(Collected data entries)
+-------+

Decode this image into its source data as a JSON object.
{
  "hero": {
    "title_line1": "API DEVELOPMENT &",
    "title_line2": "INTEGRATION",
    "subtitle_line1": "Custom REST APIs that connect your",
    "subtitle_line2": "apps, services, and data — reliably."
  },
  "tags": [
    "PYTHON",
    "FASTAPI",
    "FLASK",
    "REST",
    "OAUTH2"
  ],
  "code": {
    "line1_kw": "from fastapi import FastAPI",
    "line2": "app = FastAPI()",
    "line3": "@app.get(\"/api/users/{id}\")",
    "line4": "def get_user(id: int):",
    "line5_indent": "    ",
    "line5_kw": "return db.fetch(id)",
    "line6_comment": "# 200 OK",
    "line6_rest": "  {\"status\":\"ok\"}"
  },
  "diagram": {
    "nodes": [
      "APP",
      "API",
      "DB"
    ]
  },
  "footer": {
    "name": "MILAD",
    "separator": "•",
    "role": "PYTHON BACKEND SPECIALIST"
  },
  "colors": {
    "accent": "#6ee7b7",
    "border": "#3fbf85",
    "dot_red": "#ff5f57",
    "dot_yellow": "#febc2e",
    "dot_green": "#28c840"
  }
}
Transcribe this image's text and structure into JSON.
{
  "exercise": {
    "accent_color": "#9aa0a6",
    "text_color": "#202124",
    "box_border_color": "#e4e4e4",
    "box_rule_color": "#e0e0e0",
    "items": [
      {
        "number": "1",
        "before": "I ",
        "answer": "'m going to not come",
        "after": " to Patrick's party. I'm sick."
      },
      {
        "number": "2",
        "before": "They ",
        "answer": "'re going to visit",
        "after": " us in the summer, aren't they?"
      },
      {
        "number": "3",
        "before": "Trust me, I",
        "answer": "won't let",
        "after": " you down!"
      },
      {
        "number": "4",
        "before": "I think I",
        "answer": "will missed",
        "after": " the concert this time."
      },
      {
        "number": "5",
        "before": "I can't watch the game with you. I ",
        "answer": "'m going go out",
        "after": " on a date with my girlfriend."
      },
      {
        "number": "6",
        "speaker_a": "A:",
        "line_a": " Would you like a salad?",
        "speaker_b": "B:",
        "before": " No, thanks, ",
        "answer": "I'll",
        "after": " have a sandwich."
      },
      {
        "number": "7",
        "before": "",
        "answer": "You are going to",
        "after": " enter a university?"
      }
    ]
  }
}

+-------+

__SHORT EXERCISE__
Gather from the records above every line containing the string "this".

__FINISHED EXERCISE__
Decode this image into its source data as a JSON object.
Transcribe this image's text and structure into JSON.
        "after": " the concert this time."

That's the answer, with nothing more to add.